__WHAT IS REQUIRED__:
Pull every line of the entries that has the word "name".

[Dataset entries on figures]
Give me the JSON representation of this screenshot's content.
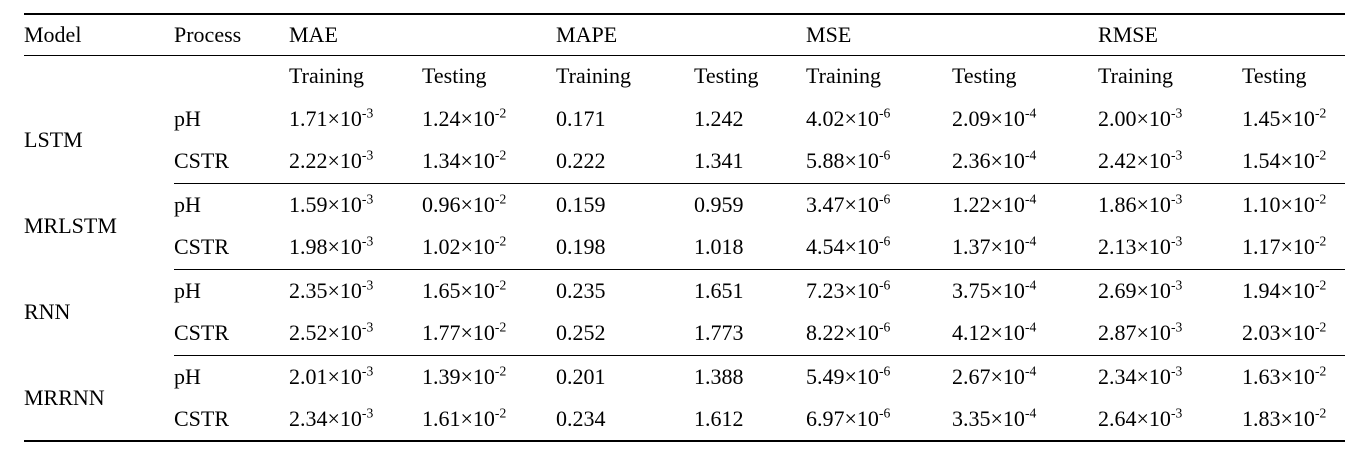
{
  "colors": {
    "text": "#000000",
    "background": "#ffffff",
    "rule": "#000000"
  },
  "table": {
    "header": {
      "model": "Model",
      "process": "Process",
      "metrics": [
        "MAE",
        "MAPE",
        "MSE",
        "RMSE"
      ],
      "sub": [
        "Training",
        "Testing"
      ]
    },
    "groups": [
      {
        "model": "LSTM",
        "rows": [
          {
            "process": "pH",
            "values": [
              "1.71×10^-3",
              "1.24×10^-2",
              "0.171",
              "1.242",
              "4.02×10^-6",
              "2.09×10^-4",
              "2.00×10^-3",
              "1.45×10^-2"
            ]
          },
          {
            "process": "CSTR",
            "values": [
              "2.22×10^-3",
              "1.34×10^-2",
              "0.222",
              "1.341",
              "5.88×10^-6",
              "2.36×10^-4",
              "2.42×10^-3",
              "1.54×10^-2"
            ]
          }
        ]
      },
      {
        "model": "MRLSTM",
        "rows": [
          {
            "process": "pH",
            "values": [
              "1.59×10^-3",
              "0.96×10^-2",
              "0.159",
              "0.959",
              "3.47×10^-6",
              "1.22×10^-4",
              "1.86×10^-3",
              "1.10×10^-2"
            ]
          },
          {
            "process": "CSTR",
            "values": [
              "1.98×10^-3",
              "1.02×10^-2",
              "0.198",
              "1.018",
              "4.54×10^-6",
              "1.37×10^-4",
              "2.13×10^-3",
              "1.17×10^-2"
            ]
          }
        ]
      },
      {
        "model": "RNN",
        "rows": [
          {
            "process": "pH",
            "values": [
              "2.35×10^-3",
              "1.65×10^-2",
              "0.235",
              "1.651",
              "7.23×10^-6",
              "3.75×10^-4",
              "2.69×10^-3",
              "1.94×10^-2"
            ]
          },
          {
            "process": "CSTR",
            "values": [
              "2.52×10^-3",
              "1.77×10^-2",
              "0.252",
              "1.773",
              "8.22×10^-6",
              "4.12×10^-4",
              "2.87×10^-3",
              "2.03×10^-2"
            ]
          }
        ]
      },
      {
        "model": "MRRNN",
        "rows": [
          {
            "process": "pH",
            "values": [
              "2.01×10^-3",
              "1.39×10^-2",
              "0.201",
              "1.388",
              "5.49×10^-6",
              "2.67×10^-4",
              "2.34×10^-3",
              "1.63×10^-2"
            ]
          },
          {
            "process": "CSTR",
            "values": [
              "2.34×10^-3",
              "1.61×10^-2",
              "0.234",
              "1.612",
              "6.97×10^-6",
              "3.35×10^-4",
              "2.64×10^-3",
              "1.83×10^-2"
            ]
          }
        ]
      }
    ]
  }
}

--

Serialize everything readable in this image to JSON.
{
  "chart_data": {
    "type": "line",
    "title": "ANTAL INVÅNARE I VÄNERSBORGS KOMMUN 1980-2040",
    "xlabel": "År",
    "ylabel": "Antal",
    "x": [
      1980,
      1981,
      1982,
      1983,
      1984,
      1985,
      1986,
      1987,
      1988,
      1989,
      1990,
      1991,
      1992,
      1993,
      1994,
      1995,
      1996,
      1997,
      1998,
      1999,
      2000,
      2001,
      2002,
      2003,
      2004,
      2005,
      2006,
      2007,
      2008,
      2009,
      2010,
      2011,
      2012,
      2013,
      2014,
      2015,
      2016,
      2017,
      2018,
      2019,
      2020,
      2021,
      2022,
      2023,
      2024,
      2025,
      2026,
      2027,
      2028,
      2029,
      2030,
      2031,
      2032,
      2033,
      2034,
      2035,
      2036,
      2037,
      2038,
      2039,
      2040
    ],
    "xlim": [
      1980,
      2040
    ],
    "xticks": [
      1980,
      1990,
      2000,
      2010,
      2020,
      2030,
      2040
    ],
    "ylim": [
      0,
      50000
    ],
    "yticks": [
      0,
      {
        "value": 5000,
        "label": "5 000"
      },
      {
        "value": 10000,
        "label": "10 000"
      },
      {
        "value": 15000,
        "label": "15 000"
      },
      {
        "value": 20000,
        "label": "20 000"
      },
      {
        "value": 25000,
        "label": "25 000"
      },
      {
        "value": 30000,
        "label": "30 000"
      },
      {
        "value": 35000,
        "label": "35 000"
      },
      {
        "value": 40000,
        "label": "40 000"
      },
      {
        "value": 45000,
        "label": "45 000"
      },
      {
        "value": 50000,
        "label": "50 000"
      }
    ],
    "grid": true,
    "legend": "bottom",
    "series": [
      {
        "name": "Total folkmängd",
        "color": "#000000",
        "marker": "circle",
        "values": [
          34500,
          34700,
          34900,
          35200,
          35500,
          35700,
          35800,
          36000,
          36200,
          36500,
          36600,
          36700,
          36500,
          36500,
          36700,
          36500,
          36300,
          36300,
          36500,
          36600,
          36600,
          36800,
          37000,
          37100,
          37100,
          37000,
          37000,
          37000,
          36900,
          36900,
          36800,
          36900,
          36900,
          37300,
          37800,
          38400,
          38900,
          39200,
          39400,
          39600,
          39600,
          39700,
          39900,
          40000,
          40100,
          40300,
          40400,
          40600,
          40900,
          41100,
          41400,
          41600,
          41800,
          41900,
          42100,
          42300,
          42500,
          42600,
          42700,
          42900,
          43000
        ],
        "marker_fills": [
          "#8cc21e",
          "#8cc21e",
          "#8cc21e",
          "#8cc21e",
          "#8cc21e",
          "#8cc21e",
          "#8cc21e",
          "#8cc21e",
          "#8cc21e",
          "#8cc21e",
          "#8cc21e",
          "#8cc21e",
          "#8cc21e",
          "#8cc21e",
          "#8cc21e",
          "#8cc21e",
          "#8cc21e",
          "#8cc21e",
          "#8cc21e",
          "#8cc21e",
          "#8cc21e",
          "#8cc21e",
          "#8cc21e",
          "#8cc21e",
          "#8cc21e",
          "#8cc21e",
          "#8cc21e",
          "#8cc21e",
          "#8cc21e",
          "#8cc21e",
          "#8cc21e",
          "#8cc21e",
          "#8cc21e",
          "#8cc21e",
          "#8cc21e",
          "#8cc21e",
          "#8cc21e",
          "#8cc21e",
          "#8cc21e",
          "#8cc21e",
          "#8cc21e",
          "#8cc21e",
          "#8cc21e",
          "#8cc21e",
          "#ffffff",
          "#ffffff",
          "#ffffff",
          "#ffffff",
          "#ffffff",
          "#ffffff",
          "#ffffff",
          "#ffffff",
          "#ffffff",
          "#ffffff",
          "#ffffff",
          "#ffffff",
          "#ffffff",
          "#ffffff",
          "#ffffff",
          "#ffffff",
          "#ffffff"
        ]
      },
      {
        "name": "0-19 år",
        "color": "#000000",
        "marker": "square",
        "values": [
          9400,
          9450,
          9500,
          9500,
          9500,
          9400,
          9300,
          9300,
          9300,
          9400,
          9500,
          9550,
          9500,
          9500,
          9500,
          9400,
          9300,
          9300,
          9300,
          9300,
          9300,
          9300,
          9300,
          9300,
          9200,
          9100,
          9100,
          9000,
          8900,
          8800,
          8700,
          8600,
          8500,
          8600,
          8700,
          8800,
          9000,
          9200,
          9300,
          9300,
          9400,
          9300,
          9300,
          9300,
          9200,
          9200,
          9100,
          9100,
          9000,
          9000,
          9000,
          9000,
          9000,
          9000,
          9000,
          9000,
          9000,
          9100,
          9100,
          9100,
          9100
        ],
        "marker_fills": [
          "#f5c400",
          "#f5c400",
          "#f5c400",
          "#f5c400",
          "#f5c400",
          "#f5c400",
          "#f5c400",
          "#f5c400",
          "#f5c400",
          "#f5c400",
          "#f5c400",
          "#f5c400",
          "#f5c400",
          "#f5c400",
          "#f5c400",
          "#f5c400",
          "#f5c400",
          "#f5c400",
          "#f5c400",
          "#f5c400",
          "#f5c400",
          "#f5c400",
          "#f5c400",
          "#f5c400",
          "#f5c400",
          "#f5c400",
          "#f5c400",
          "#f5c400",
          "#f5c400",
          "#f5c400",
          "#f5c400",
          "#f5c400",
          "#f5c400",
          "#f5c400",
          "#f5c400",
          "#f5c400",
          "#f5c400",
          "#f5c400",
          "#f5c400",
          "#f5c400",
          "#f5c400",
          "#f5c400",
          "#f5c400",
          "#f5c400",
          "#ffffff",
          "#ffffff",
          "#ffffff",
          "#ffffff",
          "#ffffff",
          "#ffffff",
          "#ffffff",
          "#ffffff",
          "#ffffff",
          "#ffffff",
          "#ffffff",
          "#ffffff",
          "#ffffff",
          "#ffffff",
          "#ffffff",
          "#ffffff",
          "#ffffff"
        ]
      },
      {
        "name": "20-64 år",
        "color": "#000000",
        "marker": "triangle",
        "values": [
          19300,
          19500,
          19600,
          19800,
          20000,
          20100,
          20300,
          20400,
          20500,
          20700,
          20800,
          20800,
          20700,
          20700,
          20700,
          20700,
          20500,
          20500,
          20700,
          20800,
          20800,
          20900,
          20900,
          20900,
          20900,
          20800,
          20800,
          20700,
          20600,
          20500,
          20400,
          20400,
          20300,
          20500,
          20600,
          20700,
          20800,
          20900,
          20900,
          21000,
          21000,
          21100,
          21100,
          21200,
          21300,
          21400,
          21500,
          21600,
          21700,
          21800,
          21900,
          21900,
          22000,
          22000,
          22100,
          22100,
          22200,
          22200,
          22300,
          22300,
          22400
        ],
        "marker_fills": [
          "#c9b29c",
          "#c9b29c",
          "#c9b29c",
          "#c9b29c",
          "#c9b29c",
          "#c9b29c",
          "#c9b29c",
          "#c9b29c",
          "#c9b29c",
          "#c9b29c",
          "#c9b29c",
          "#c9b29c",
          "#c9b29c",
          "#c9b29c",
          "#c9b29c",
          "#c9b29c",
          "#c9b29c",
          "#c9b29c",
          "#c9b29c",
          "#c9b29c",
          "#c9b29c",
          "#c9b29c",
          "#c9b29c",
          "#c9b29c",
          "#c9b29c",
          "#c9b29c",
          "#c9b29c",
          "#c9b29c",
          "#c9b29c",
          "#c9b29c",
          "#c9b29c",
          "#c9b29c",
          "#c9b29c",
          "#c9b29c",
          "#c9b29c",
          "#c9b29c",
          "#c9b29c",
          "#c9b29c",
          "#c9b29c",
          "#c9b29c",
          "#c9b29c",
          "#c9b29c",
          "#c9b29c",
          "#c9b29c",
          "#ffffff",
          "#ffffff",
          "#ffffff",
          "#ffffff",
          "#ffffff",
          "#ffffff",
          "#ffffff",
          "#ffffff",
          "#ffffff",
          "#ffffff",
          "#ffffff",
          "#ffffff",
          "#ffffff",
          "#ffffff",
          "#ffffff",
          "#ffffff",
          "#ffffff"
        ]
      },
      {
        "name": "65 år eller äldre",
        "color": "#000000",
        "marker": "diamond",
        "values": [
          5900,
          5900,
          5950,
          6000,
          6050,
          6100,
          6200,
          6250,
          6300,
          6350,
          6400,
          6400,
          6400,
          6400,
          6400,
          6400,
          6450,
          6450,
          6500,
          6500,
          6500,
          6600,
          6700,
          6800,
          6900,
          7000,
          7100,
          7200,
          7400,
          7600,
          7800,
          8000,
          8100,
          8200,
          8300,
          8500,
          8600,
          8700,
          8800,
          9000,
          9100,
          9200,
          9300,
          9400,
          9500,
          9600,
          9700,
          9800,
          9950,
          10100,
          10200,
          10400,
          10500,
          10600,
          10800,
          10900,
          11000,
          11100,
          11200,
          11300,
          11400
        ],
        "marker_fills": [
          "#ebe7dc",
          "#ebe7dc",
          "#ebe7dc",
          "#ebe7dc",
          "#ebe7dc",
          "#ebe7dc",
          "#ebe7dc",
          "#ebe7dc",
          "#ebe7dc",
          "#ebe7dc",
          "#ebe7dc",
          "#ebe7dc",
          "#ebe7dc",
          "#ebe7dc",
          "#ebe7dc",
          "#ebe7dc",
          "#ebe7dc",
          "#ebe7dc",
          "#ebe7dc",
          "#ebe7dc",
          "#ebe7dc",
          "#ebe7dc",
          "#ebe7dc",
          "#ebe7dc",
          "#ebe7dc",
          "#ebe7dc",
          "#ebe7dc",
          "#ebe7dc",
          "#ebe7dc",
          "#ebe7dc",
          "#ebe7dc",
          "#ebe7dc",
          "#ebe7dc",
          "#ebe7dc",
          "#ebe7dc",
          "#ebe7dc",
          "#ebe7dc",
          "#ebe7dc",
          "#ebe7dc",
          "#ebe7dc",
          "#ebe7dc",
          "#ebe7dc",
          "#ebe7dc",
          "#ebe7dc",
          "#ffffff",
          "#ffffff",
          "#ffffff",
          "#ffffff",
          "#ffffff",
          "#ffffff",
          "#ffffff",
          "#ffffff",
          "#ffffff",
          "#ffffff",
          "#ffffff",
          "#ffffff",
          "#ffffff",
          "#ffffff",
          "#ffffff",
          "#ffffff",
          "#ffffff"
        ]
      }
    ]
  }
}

__FULL ANSWER__:
        "name": "Total folkmängd",
        "name": "0-19 år",
        "name": "20-64 år",
        "name": "65 år eller äldre",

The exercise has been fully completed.